== RECORDS TO USE

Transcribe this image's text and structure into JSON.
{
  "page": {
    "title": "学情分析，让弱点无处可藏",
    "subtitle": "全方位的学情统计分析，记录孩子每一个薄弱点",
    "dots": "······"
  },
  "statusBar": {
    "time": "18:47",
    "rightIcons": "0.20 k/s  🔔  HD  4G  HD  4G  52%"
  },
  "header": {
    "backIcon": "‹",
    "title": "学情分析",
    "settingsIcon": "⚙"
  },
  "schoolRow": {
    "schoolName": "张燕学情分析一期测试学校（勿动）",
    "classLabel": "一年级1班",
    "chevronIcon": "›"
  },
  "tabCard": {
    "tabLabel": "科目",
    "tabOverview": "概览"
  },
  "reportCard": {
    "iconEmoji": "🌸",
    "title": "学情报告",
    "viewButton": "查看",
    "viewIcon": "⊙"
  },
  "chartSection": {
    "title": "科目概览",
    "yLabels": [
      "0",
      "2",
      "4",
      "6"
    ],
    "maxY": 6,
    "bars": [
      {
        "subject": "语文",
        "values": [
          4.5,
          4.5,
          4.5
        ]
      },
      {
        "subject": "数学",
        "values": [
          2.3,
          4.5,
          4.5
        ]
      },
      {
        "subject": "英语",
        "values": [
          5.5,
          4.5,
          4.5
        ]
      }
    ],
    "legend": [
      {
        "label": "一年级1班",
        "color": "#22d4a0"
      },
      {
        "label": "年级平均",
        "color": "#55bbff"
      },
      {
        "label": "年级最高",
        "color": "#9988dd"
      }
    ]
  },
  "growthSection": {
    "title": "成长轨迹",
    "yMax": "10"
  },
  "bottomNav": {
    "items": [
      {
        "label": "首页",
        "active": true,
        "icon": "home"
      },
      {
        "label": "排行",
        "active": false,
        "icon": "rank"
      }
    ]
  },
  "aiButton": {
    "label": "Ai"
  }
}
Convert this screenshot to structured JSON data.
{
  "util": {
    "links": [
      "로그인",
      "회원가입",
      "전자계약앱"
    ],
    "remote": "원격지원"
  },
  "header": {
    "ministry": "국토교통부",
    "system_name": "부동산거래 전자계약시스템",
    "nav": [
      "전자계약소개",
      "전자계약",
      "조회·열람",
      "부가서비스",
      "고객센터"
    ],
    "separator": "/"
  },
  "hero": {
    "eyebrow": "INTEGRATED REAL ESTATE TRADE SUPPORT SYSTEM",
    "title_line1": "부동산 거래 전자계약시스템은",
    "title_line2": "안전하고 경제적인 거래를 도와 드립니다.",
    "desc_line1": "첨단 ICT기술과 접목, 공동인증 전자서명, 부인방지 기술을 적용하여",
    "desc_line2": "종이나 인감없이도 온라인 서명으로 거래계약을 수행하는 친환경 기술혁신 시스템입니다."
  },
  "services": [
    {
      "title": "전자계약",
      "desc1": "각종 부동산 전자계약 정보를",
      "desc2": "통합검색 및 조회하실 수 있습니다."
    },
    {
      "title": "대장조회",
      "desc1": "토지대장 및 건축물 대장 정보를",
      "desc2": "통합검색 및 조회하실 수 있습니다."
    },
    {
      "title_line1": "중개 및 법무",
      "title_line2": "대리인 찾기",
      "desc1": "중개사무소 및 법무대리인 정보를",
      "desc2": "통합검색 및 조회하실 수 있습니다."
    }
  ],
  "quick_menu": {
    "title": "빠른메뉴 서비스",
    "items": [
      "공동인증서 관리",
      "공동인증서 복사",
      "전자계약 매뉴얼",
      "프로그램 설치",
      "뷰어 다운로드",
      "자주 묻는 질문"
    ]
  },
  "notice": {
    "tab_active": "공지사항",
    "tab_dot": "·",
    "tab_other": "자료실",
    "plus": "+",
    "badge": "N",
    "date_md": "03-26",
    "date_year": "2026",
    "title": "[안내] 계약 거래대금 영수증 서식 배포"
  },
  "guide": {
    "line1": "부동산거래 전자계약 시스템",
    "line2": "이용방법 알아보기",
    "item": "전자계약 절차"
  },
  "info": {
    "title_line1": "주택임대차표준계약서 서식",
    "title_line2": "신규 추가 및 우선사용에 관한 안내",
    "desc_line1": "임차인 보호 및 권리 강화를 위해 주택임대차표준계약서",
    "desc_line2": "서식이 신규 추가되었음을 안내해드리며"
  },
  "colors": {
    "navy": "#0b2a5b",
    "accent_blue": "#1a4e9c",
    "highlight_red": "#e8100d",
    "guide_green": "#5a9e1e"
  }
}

====

**TASK DIRECTIONS:** Give the number of lines in the listing above that contain "JSON", and nothing else.

**TASK RESPONSE:** 2